REQUIREMENTS: Your task is to repeat, word for word, the line containing "Enumerate this screenshot's" and all lines that follow it to the end of the material, and no other lines.

— begin —

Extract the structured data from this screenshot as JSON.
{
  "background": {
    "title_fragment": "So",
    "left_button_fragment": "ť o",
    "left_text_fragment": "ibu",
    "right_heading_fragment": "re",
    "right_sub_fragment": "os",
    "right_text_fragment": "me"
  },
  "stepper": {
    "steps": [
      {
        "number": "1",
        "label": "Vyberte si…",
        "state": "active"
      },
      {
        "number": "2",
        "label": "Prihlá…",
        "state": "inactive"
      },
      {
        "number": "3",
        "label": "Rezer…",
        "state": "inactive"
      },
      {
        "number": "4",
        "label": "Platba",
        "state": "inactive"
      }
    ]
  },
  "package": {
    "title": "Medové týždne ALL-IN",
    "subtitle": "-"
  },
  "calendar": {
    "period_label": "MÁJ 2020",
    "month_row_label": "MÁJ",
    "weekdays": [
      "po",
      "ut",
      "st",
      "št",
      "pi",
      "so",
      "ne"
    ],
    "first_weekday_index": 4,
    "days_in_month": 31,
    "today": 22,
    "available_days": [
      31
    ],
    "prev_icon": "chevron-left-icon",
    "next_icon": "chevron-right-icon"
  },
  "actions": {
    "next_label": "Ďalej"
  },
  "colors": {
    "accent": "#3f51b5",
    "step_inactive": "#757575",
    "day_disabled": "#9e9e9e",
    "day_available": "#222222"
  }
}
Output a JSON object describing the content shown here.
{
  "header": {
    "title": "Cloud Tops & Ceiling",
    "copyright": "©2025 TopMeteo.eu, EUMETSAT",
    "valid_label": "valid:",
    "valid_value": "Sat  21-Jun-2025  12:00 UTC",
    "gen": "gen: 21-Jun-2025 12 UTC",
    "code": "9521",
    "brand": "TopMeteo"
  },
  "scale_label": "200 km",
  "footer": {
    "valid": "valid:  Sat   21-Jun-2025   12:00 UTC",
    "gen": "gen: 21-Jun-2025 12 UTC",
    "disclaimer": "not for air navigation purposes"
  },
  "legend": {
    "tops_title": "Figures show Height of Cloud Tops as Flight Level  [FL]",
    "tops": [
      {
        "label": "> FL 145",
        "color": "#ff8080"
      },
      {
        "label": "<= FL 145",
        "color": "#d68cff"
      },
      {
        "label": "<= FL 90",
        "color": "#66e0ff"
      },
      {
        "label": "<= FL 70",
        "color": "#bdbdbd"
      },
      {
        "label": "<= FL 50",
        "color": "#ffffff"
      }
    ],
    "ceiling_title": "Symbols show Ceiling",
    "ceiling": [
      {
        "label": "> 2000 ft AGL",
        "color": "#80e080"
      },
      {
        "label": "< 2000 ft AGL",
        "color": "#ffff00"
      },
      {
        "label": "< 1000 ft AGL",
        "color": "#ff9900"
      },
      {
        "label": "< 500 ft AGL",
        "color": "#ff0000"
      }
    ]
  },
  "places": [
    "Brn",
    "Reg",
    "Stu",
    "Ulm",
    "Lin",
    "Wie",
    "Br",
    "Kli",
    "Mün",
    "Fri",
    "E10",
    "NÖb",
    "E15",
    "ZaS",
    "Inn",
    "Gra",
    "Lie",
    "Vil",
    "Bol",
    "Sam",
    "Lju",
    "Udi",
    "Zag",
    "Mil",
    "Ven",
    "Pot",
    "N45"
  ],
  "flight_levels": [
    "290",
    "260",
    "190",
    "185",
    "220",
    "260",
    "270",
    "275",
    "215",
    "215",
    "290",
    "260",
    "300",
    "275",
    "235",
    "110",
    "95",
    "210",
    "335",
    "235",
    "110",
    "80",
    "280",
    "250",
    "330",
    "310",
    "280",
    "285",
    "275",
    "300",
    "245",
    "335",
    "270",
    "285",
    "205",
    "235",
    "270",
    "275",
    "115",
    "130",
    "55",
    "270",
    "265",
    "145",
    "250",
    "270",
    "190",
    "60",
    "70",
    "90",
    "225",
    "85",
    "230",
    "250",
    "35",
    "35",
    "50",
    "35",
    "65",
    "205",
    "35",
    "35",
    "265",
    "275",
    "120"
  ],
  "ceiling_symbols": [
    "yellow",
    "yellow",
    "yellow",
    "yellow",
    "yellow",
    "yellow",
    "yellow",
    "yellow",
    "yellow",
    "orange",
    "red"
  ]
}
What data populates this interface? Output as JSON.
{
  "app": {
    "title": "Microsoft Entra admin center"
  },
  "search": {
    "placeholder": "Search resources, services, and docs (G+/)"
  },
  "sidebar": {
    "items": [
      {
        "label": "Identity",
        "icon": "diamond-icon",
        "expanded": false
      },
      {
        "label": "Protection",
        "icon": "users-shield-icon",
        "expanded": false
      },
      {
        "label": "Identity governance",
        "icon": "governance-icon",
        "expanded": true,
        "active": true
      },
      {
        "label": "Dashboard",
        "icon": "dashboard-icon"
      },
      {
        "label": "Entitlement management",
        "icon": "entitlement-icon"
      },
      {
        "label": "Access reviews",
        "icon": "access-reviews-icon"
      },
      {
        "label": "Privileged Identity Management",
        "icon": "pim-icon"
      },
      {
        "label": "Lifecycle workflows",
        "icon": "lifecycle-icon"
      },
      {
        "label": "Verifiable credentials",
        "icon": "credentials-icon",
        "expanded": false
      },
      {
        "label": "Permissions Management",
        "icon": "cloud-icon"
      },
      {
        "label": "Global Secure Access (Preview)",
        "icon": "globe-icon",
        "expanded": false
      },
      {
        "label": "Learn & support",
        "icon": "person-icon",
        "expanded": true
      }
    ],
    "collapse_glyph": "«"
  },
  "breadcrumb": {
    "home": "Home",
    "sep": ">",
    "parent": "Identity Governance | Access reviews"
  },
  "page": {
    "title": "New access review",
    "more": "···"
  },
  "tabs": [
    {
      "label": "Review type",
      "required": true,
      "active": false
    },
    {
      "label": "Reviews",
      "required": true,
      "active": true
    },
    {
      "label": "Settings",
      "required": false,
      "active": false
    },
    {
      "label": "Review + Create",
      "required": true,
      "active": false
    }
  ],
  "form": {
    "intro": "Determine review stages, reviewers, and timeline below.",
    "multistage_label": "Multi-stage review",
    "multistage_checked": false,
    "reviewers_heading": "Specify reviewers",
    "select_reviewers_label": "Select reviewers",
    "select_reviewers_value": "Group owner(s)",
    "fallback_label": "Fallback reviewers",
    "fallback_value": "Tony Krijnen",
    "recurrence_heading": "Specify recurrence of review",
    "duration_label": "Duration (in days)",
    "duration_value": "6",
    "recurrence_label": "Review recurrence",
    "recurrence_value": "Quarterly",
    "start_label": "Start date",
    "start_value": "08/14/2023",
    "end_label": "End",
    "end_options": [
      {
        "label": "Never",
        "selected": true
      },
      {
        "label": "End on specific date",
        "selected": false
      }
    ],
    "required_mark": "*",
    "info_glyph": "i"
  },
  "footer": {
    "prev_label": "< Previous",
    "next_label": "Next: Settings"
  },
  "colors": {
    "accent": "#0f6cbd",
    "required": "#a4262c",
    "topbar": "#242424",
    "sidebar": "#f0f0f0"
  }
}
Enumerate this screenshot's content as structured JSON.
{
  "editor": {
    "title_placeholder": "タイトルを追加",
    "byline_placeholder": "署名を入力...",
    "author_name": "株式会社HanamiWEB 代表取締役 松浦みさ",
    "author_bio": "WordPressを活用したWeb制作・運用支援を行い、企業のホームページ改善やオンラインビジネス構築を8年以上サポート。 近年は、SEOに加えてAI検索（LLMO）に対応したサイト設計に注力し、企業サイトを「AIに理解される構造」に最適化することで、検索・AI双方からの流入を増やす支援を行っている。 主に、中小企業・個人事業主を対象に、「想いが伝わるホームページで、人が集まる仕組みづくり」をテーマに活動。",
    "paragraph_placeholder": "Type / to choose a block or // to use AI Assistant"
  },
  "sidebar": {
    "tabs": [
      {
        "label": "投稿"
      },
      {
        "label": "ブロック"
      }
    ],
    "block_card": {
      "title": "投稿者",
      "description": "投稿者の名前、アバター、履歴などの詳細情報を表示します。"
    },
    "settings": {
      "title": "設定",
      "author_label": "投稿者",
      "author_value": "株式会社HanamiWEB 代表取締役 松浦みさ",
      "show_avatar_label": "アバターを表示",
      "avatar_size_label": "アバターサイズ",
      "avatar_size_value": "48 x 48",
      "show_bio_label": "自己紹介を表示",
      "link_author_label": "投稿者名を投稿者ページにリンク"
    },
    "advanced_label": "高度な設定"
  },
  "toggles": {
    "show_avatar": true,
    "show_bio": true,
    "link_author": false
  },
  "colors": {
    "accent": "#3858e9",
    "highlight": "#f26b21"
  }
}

— end —

WRITTEN RESPONSE:
Enumerate this screenshot's content as structured JSON.
{
  "editor": {
    "title_placeholder": "タイトルを追加",
    "byline_placeholder": "署名を入力...",
    "author_name": "株式会社HanamiWEB 代表取締役 松浦みさ",
    "author_bio": "WordPressを活用したWeb制作・運用支援を行い、企業のホームページ改善やオンラインビジネス構築を8年以上サポート。 近年は、SEOに加えてAI検索（LLMO）に対応したサイト設計に注力し、企業サイトを「AIに理解される構造」に最適化することで、検索・AI双方からの流入を増やす支援を行っている。 主に、中小企業・個人事業主を対象に、「想いが伝わるホームページで、人が集まる仕組みづくり」をテーマに活動。",
    "paragraph_placeholder": "Type / to choose a block or // to use AI Assistant"
  },
  "sidebar": {
    "tabs": [
      {
        "label": "投稿"
      },
      {
        "label": "ブロック"
      }
    ],
    "block_card": {
      "title": "投稿者",
      "description": "投稿者の名前、アバター、履歴などの詳細情報を表示します。"
    },
    "settings": {
      "title": "設定",
      "author_label": "投稿者",
      "author_value": "株式会社HanamiWEB 代表取締役 松浦みさ",
      "show_avatar_label": "アバターを表示",
      "avatar_size_label": "アバターサイズ",
      "avatar_size_value": "48 x 48",
      "show_bio_label": "自己紹介を表示",
      "link_author_label": "投稿者名を投稿者ページにリンク"
    },
    "advanced_label": "高度な設定"
  },
  "toggles": {
    "show_avatar": true,
    "show_bio": true,
    "link_author": false
  },
  "colors": {
    "accent": "#3858e9",
    "highlight": "#f26b21"
  }
}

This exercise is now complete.